Dataset records:
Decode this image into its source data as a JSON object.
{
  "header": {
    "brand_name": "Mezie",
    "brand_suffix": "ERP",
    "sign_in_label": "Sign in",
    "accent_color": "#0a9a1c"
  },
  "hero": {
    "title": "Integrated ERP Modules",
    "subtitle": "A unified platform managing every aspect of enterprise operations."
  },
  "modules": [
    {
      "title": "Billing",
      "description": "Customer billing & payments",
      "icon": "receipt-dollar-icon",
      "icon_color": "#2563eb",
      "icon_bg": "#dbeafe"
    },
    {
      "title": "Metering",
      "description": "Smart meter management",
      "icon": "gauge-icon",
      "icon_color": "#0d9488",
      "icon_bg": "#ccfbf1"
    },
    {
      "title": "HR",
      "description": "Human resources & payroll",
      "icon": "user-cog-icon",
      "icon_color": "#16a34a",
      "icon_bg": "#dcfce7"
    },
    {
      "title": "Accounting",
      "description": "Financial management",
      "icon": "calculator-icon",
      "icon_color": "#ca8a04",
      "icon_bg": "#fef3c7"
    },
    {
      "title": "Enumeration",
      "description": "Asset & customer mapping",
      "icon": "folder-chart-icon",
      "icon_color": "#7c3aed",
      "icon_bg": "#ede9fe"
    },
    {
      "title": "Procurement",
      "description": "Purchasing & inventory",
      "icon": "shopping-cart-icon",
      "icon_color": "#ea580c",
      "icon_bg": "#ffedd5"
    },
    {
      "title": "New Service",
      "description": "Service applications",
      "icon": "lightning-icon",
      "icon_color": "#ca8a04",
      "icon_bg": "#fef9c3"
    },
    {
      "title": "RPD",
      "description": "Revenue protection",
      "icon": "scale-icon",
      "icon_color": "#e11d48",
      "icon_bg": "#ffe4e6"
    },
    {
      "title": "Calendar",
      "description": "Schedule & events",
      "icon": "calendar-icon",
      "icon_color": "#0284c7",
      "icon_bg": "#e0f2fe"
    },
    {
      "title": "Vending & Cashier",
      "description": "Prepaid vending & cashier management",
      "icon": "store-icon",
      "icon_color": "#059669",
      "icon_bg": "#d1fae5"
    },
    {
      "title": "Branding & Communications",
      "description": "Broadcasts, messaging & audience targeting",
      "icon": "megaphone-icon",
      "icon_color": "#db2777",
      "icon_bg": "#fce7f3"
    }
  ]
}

PROBLEM DESCRIPTION =>
Repeat the material above in full, exactly as it stands.

ANSWER TO THIS TASK =>
Decode this image into its source data as a JSON object.
{
  "header": {
    "brand_name": "Mezie",
    "brand_suffix": "ERP",
    "sign_in_label": "Sign in",
    "accent_color": "#0a9a1c"
  },
  "hero": {
    "title": "Integrated ERP Modules",
    "subtitle": "A unified platform managing every aspect of enterprise operations."
  },
  "modules": [
    {
      "title": "Billing",
      "description": "Customer billing & payments",
      "icon": "receipt-dollar-icon",
      "icon_color": "#2563eb",
      "icon_bg": "#dbeafe"
    },
    {
      "title": "Metering",
      "description": "Smart meter management",
      "icon": "gauge-icon",
      "icon_color": "#0d9488",
      "icon_bg": "#ccfbf1"
    },
    {
      "title": "HR",
      "description": "Human resources & payroll",
      "icon": "user-cog-icon",
      "icon_color": "#16a34a",
      "icon_bg": "#dcfce7"
    },
    {
      "title": "Accounting",
      "description": "Financial management",
      "icon": "calculator-icon",
      "icon_color": "#ca8a04",
      "icon_bg": "#fef3c7"
    },
    {
      "title": "Enumeration",
      "description": "Asset & customer mapping",
      "icon": "folder-chart-icon",
      "icon_color": "#7c3aed",
      "icon_bg": "#ede9fe"
    },
    {
      "title": "Procurement",
      "description": "Purchasing & inventory",
      "icon": "shopping-cart-icon",
      "icon_color": "#ea580c",
      "icon_bg": "#ffedd5"
    },
    {
      "title": "New Service",
      "description": "Service applications",
      "icon": "lightning-icon",
      "icon_color": "#ca8a04",
      "icon_bg": "#fef9c3"
    },
    {
      "title": "RPD",
      "description": "Revenue protection",
      "icon": "scale-icon",
      "icon_color": "#e11d48",
      "icon_bg": "#ffe4e6"
    },
    {
      "title": "Calendar",
      "description": "Schedule & events",
      "icon": "calendar-icon",
      "icon_color": "#0284c7",
      "icon_bg": "#e0f2fe"
    },
    {
      "title": "Vending & Cashier",
      "description": "Prepaid vending & cashier management",
      "icon": "store-icon",
      "icon_color": "#059669",
      "icon_bg": "#d1fae5"
    },
    {
      "title": "Branding & Communications",
      "description": "Broadcasts, messaging & audience targeting",
      "icon": "megaphone-icon",
      "icon_color": "#db2777",
      "icon_bg": "#fce7f3"
    }
  ]
}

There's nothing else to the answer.